- [Vorliegender Text]
════════════════════

Insofern zusammenfassend gesagt: Dem Leseplan eine physische Form gebend, ein bisschen Selbstüberlistung hier und da, auch durchaus ein bisschen Freude am Objekt Buch durch das sich so regelmäßig bunt wechselnde Bild dort im Schrank – kurzum, Spaß mit dem Buch auch als Gegenstand der Lebenswelt um einen herum.
Wisst ihr, wovon ich spreche?
Findet ihr die Idee gut? Oder doof?
Egal wie – mit euch teilen wollte ich es auf jeden Fall mal!
Viele Grüße,
Thomas
Fun Fact: Ich habe schon seit längerem einen Platz im Regal, in dem die Bücher, die ich noch nie gelesen habe, mehr oder minder unordentlich durcheinanderliegen. Ich habe die Befürchtung die Unordnung ist nicht so zufällig entstanden, wie ich das gerne glauben will, sondern eine unterbewußte psychologische Druckschraube, weil ein kleiner Teil von mir einen chronischen Aufräumfimmel hat und ein anderer Teil von mir immer wieder zu Büchern abschwenkt, die ich schon kenne…versteht man worauf ich hinauswill…?;-)

════════════════════

- [Zeilen]
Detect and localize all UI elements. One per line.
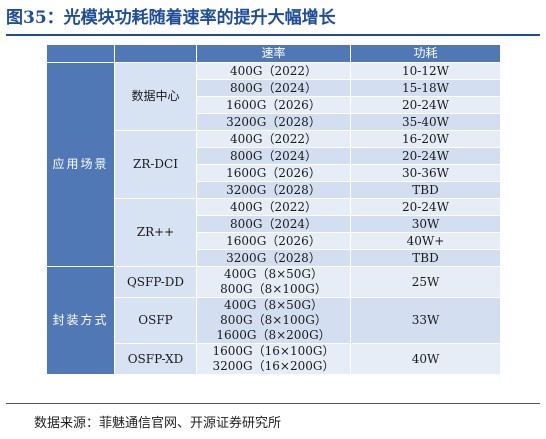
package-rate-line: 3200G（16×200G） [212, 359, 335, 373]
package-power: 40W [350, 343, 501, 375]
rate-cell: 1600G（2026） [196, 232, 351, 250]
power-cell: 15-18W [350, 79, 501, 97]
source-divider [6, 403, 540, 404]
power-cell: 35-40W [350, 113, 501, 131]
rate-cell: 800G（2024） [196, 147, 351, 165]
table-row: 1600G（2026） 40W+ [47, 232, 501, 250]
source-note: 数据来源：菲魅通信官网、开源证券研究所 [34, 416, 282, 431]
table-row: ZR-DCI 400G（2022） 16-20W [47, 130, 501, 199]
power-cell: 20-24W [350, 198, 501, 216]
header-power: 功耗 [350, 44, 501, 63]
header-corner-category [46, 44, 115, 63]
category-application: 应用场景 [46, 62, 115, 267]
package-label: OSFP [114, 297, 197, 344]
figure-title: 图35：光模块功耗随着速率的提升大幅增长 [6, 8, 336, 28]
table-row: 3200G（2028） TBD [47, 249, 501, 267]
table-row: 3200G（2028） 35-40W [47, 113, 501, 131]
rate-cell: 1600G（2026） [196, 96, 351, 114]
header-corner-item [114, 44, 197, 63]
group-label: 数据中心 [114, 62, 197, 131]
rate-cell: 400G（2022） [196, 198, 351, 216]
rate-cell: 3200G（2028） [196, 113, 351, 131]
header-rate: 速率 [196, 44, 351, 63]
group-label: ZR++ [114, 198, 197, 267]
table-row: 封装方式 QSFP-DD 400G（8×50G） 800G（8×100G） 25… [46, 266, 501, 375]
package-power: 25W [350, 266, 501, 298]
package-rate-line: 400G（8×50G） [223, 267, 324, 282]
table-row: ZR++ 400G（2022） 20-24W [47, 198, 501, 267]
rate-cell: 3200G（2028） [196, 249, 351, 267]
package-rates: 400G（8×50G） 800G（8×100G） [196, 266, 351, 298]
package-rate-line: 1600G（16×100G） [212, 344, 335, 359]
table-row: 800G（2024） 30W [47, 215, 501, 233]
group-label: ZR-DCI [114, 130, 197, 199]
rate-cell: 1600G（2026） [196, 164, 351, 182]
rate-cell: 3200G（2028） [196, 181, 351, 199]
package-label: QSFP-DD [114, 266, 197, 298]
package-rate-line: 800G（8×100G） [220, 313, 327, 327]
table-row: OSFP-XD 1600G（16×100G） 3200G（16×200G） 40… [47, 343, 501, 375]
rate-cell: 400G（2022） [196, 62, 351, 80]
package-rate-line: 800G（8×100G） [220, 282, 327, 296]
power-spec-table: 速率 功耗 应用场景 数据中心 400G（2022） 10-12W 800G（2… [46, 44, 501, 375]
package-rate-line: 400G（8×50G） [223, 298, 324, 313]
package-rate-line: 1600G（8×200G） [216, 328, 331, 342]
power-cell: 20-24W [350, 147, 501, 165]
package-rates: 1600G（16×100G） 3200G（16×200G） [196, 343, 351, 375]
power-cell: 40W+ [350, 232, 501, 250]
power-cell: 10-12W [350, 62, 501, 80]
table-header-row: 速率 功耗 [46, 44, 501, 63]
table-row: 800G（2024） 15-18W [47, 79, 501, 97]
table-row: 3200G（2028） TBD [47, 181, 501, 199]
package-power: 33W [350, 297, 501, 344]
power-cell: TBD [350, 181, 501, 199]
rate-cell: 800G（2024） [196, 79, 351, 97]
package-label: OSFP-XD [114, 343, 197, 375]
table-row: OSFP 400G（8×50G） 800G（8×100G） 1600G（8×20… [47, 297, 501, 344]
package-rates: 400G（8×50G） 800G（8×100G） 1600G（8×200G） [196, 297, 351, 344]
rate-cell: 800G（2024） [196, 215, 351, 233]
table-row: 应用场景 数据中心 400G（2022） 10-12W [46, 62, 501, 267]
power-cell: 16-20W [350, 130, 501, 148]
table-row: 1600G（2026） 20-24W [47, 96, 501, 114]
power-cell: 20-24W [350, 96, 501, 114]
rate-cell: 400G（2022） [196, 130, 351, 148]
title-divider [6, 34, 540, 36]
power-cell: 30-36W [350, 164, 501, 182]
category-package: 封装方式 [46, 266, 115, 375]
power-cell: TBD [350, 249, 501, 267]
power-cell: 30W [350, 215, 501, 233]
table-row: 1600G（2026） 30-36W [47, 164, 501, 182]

════════════════════

- [Gestellte Aufgabe] Geben Sie den oben stehenden Text über den Leseplan vollständig und Wort für Wort wieder.

- [Richtige Antwort]
Insofern zusammenfassend gesagt: Dem Leseplan eine physische Form gebend, ein bisschen Selbstüberlistung hier und da, auch durchaus ein bisschen Freude am Objekt Buch durch das sich so regelmäßig bunt wechselnde Bild dort im Schrank – kurzum, Spaß mit dem Buch auch als Gegenstand der Lebenswelt um einen herum.
Wisst ihr, wovon ich spreche?
Findet ihr die Idee gut? Oder doof?
Egal wie – mit euch teilen wollte ich es auf jeden Fall mal!
Viele Grüße,
Thomas
Fun Fact: Ich habe schon seit längerem einen Platz im Regal, in dem die Bücher, die ich noch nie gelesen habe, mehr oder minder unordentlich durcheinanderliegen. Ich habe die Befürchtung die Unordnung ist nicht so zufällig entstanden, wie ich das gerne glauben will, sondern eine unterbewußte psychologische Druckschraube, weil ein kleiner Teil von mir einen chronischen Aufräumfimmel hat und ein anderer Teil von mir immer wieder zu Büchern abschwenkt, die ich schon kenne…versteht man worauf ich hinauswill…?;-)